=== PROVIDED INFORMATION ===

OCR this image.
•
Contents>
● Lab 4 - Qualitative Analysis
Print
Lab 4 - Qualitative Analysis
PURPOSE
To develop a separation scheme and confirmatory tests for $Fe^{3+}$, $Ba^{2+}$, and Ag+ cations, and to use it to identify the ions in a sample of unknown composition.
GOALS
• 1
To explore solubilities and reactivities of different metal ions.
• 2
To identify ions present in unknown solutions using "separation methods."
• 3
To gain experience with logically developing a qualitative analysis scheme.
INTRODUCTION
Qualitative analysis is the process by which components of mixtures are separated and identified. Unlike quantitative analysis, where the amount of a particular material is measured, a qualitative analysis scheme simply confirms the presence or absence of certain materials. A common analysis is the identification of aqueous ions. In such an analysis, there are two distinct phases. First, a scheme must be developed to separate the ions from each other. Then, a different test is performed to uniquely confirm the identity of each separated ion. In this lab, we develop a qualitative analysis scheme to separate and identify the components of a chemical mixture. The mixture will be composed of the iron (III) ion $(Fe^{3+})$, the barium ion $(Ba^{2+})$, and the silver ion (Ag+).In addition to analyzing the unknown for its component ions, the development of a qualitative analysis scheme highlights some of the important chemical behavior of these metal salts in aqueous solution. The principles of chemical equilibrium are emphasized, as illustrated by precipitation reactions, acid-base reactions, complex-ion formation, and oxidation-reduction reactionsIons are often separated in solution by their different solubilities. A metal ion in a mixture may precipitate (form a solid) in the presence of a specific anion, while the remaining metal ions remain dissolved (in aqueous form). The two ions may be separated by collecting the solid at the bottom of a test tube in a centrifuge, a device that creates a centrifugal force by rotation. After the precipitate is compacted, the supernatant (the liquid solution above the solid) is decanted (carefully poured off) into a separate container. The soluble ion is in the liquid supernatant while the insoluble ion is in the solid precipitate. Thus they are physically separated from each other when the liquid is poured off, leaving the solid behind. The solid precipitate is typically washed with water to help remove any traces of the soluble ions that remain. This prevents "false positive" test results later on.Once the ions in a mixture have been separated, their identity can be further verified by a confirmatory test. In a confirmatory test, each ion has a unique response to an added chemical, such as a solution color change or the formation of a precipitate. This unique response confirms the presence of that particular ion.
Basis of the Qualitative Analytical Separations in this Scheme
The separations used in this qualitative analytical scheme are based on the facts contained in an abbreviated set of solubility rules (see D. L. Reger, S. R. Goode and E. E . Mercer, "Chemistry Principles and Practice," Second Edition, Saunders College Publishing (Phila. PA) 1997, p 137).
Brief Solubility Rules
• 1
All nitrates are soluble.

===

Retype all of the material above with every character intact.

▸ TASK OUTPUT:
OCR this image.
•
Contents>
● Lab 4 - Qualitative Analysis
Print
Lab 4 - Qualitative Analysis
PURPOSE
To develop a separation scheme and confirmatory tests for $Fe^{3+}$, $Ba^{2+}$, and Ag+ cations, and to use it to identify the ions in a sample of unknown composition.
GOALS
• 1
To explore solubilities and reactivities of different metal ions.
• 2
To identify ions present in unknown solutions using "separation methods."
• 3
To gain experience with logically developing a qualitative analysis scheme.
INTRODUCTION
Qualitative analysis is the process by which components of mixtures are separated and identified. Unlike quantitative analysis, where the amount of a particular material is measured, a qualitative analysis scheme simply confirms the presence or absence of certain materials. A common analysis is the identification of aqueous ions. In such an analysis, there are two distinct phases. First, a scheme must be developed to separate the ions from each other. Then, a different test is performed to uniquely confirm the identity of each separated ion. In this lab, we develop a qualitative analysis scheme to separate and identify the components of a chemical mixture. The mixture will be composed of the iron (III) ion $(Fe^{3+})$, the barium ion $(Ba^{2+})$, and the silver ion (Ag+).In addition to analyzing the unknown for its component ions, the development of a qualitative analysis scheme highlights some of the important chemical behavior of these metal salts in aqueous solution. The principles of chemical equilibrium are emphasized, as illustrated by precipitation reactions, acid-base reactions, complex-ion formation, and oxidation-reduction reactionsIons are often separated in solution by their different solubilities. A metal ion in a mixture may precipitate (form a solid) in the presence of a specific anion, while the remaining metal ions remain dissolved (in aqueous form). The two ions may be separated by collecting the solid at the bottom of a test tube in a centrifuge, a device that creates a centrifugal force by rotation. After the precipitate is compacted, the supernatant (the liquid solution above the solid) is decanted (carefully poured off) into a separate container. The soluble ion is in the liquid supernatant while the insoluble ion is in the solid precipitate. Thus they are physically separated from each other when the liquid is poured off, leaving the solid behind. The solid precipitate is typically washed with water to help remove any traces of the soluble ions that remain. This prevents "false positive" test results later on.Once the ions in a mixture have been separated, their identity can be further verified by a confirmatory test. In a confirmatory test, each ion has a unique response to an added chemical, such as a solution color change or the formation of a precipitate. This unique response confirms the presence of that particular ion.
Basis of the Qualitative Analytical Separations in this Scheme
The separations used in this qualitative analytical scheme are based on the facts contained in an abbreviated set of solubility rules (see D. L. Reger, S. R. Goode and E. E . Mercer, "Chemistry Principles and Practice," Second Edition, Saunders College Publishing (Phila. PA) 1997, p 137).
Brief Solubility Rules
• 1
All nitrates are soluble.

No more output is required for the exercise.